### Requirement
Below is some material; set it all down exactly, apart from the pictures.
# Record set start
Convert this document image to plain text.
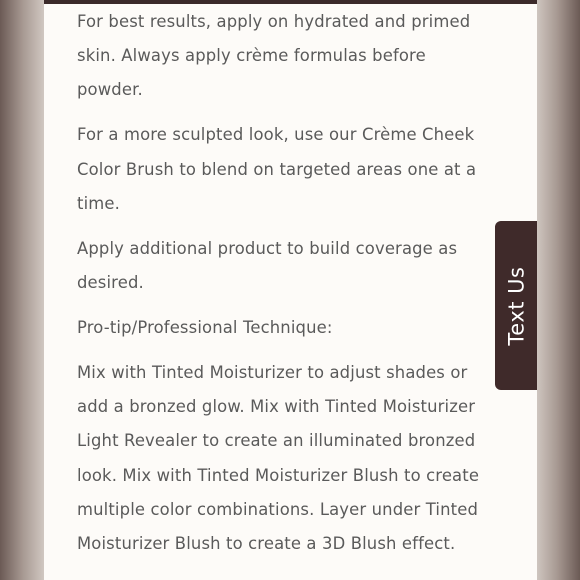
For best results, apply on hydrated and primed skin. Always apply crème formulas before powder.

For a more sculpted look, use our Crème Cheek Color Brush to blend on targeted areas one at a time.

Apply additional product to build coverage as desired.

Pro-tip/Professional Technique:

Mix with Tinted Moisturizer to adjust shades or add a bronzed glow. Mix with Tinted Moisturizer Light Revealer to create an illuminated bronzed look. Mix with Tinted Moisturizer Blush to create multiple color combinations. Layer under Tinted Moisturizer Blush to create a 3D Blush effect.

Text Us
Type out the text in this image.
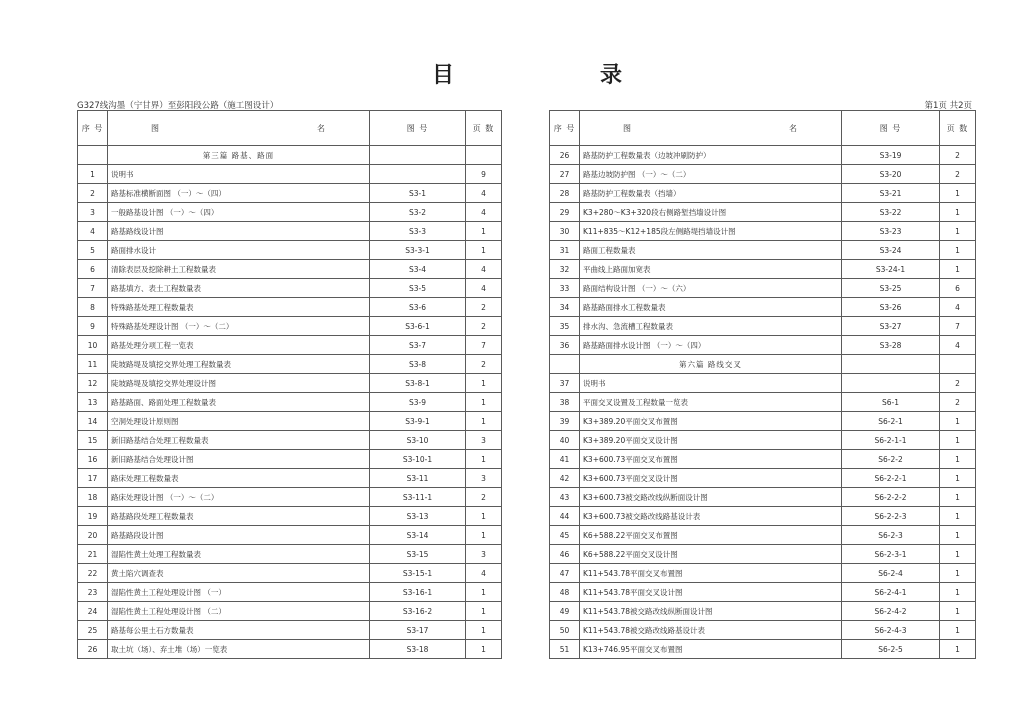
目	录
G327线沟墨（宁甘界）至彭阳段公路（施工图设计）	第1页 共2页
序 号	图 名	图 号	页 数
	第三篇 路基、路面		
1	说明书		9
2	路基标准横断面图 （一）～（四）	S3-1	4
3	一般路基设计图 （一）～（四）	S3-2	4
4	路基路线设计图	S3-3	1
5	路面排水设计	S3-3-1	1
6	清除表层及挖除耕土工程数量表	S3-4	4
7	路基填方、表土工程数量表	S3-5	4
8	特殊路基处理工程数量表	S3-6	2
9	特殊路基处理设计图 （一）～（二）	S3-6-1	2
10	路基处理分项工程一览表	S3-7	7
11	陡坡路堤及填挖交界处理工程数量表	S3-8	2
12	陡坡路堤及填挖交界处理设计图	S3-8-1	1
13	路基路面、路面处理工程数量表	S3-9	1
14	空洞处理设计原则图	S3-9-1	1
15	新旧路基结合处理工程数量表	S3-10	3
16	新旧路基结合处理设计图	S3-10-1	1
17	路床处理工程数量表	S3-11	3
18	路床处理设计图 （一）～（二）	S3-11-1	2
19	路基路段处理工程数量表	S3-13	1
20	路基路段设计图	S3-14	1
21	湿陷性黄土处理工程数量表	S3-15	3
22	黄土陷穴调查表	S3-15-1	4
23	湿陷性黄土工程处理设计图 （一）	S3-16-1	1
24	湿陷性黄土工程处理设计图 （二）	S3-16-2	1
25	路基每公里土石方数量表	S3-17	1
26	取土坑（场）、弃土堆（场）一览表	S3-18	1
序 号	图 名	图 号	页 数
26	路基防护工程数量表（边坡冲刷防护）	S3-19	2
27	路基边坡防护图 （一）～（二）	S3-20	2
28	路基防护工程数量表（挡墙）	S3-21	1
29	K3+280～K3+320段右侧路堑挡墙设计图	S3-22	1
30	K11+835～K12+185段左侧路堤挡墙设计图	S3-23	1
31	路面工程数量表	S3-24	1
32	平曲线上路面加宽表	S3-24-1	1
33	路面结构设计图 （一）～（六）	S3-25	6
34	路基路面排水工程数量表	S3-26	4
35	排水沟、急流槽工程数量表	S3-27	7
36	路基路面排水设计图 （一）～（四）	S3-28	4
	第六篇 路线交叉		
37	说明书		2
38	平面交叉设置及工程数量一览表	S6-1	2
39	K3+389.20平面交叉布置图	S6-2-1	1
40	K3+389.20平面交叉设计图	S6-2-1-1	1
41	K3+600.73平面交叉布置图	S6-2-2	1
42	K3+600.73平面交叉设计图	S6-2-2-1	1
43	K3+600.73被交路改线纵断面设计图	S6-2-2-2	1
44	K3+600.73被交路改线路基设计表	S6-2-2-3	1
45	K6+588.22平面交叉布置图	S6-2-3	1
46	K6+588.22平面交叉设计图	S6-2-3-1	1
47	K11+543.78平面交叉布置图	S6-2-4	1
48	K11+543.78平面交叉设计图	S6-2-4-1	1
49	K11+543.78被交路改线纵断面设计图	S6-2-4-2	1
50	K11+543.78被交路改线路基设计表	S6-2-4-3	1
51	K13+746.95平面交叉布置图	S6-2-5	1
# Record set end
### Reply
Convert this document image to plain text.
For best results, apply on hydrated and primed skin. Always apply crème formulas before powder.

For a more sculpted look, use our Crème Cheek Color Brush to blend on targeted areas one at a time.

Apply additional product to build coverage as desired.

Pro-tip/Professional Technique:

Mix with Tinted Moisturizer to adjust shades or add a bronzed glow. Mix with Tinted Moisturizer Light Revealer to create an illuminated bronzed look. Mix with Tinted Moisturizer Blush to create multiple color combinations. Layer under Tinted Moisturizer Blush to create a 3D Blush effect.

Text Us
Type out the text in this image.
目	录
G327线沟墨（宁甘界）至彭阳段公路（施工图设计）	第1页 共2页
序 号	图 名	图 号	页 数
	第三篇 路基、路面		
1	说明书		9
2	路基标准横断面图 （一）～（四）	S3-1	4
3	一般路基设计图 （一）～（四）	S3-2	4
4	路基路线设计图	S3-3	1
5	路面排水设计	S3-3-1	1
6	清除表层及挖除耕土工程数量表	S3-4	4
7	路基填方、表土工程数量表	S3-5	4
8	特殊路基处理工程数量表	S3-6	2
9	特殊路基处理设计图 （一）～（二）	S3-6-1	2
10	路基处理分项工程一览表	S3-7	7
11	陡坡路堤及填挖交界处理工程数量表	S3-8	2
12	陡坡路堤及填挖交界处理设计图	S3-8-1	1
13	路基路面、路面处理工程数量表	S3-9	1
14	空洞处理设计原则图	S3-9-1	1
15	新旧路基结合处理工程数量表	S3-10	3
16	新旧路基结合处理设计图	S3-10-1	1
17	路床处理工程数量表	S3-11	3
18	路床处理设计图 （一）～（二）	S3-11-1	2
19	路基路段处理工程数量表	S3-13	1
20	路基路段设计图	S3-14	1
21	湿陷性黄土处理工程数量表	S3-15	3
22	黄土陷穴调查表	S3-15-1	4
23	湿陷性黄土工程处理设计图 （一）	S3-16-1	1
24	湿陷性黄土工程处理设计图 （二）	S3-16-2	1
25	路基每公里土石方数量表	S3-17	1
26	取土坑（场）、弃土堆（场）一览表	S3-18	1
序 号	图 名	图 号	页 数
26	路基防护工程数量表（边坡冲刷防护）	S3-19	2
27	路基边坡防护图 （一）～（二）	S3-20	2
28	路基防护工程数量表（挡墙）	S3-21	1
29	K3+280～K3+320段右侧路堑挡墙设计图	S3-22	1
30	K11+835～K12+185段左侧路堤挡墙设计图	S3-23	1
31	路面工程数量表	S3-24	1
32	平曲线上路面加宽表	S3-24-1	1
33	路面结构设计图 （一）～（六）	S3-25	6
34	路基路面排水工程数量表	S3-26	4
35	排水沟、急流槽工程数量表	S3-27	7
36	路基路面排水设计图 （一）～（四）	S3-28	4
	第六篇 路线交叉		
37	说明书		2
38	平面交叉设置及工程数量一览表	S6-1	2
39	K3+389.20平面交叉布置图	S6-2-1	1
40	K3+389.20平面交叉设计图	S6-2-1-1	1
41	K3+600.73平面交叉布置图	S6-2-2	1
42	K3+600.73平面交叉设计图	S6-2-2-1	1
43	K3+600.73被交路改线纵断面设计图	S6-2-2-2	1
44	K3+600.73被交路改线路基设计表	S6-2-2-3	1
45	K6+588.22平面交叉布置图	S6-2-3	1
46	K6+588.22平面交叉设计图	S6-2-3-1	1
47	K11+543.78平面交叉布置图	S6-2-4	1
48	K11+543.78平面交叉设计图	S6-2-4-1	1
49	K11+543.78被交路改线纵断面设计图	S6-2-4-2	1
50	K11+543.78被交路改线路基设计表	S6-2-4-3	1
51	K13+746.95平面交叉布置图	S6-2-5	1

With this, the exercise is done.